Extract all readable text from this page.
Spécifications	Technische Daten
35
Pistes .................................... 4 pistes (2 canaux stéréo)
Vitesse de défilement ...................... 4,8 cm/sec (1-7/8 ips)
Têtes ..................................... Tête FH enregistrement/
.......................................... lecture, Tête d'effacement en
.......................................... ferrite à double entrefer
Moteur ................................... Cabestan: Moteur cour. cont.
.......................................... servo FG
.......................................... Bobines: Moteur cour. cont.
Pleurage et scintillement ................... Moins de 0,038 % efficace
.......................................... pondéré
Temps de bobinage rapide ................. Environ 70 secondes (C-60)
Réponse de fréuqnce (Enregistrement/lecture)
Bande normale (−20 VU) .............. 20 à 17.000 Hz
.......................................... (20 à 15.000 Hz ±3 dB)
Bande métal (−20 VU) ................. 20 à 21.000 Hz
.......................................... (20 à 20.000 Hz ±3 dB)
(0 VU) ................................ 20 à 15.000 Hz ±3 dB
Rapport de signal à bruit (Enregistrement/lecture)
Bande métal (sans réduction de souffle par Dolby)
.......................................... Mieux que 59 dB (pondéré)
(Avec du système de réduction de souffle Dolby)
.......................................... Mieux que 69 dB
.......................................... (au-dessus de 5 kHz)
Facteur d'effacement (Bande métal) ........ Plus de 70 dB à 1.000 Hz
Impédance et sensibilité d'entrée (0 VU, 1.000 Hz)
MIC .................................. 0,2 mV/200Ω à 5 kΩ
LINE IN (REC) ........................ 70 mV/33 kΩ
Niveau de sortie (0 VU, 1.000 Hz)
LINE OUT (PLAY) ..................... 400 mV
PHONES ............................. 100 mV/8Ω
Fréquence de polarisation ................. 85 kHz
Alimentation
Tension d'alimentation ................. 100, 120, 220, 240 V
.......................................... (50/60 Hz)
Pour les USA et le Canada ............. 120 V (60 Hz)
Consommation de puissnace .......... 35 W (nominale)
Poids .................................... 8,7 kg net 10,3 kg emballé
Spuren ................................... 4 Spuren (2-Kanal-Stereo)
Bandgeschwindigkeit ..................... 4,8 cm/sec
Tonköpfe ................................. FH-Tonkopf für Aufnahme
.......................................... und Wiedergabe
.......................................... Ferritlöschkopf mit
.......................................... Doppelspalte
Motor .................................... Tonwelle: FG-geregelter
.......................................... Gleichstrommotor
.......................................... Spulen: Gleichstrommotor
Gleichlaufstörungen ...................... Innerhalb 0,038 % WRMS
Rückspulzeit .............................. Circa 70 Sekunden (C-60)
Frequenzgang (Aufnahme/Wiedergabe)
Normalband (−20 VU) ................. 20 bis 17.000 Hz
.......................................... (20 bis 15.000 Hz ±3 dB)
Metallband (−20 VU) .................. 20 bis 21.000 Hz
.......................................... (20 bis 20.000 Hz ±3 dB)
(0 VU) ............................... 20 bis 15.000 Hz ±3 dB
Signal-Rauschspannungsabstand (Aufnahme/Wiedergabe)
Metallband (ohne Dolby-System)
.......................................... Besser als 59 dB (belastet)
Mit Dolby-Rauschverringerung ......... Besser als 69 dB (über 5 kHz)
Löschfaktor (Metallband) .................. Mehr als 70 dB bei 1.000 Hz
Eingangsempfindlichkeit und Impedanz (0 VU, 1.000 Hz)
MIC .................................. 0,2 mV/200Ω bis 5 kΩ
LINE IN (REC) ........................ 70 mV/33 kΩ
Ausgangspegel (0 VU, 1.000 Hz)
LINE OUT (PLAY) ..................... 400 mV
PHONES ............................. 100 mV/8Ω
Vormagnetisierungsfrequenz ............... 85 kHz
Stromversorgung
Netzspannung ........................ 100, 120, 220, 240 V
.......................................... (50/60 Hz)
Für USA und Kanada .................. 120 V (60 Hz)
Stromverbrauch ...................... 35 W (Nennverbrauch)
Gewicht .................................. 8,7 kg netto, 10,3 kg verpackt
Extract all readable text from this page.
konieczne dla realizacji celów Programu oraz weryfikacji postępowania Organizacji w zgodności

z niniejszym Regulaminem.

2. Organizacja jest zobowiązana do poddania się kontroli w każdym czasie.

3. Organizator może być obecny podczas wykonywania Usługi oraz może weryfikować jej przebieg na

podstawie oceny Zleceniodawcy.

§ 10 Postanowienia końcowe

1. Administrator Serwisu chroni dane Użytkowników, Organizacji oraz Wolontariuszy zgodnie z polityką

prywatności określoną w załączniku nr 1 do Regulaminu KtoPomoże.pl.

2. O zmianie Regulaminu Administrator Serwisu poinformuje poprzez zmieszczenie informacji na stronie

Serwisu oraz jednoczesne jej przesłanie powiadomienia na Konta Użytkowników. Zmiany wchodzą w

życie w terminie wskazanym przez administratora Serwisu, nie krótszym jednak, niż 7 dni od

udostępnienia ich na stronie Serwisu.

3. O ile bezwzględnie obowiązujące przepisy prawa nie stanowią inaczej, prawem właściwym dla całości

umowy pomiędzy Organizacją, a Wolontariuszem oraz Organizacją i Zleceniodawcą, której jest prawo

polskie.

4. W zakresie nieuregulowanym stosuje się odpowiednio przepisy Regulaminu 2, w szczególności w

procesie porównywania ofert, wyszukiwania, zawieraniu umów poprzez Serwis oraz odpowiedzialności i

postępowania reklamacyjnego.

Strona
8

== Set exercise ==
In the data above, tally the lines holding "Regulaminu" and answer with the figure only.

== Expected answer ==
3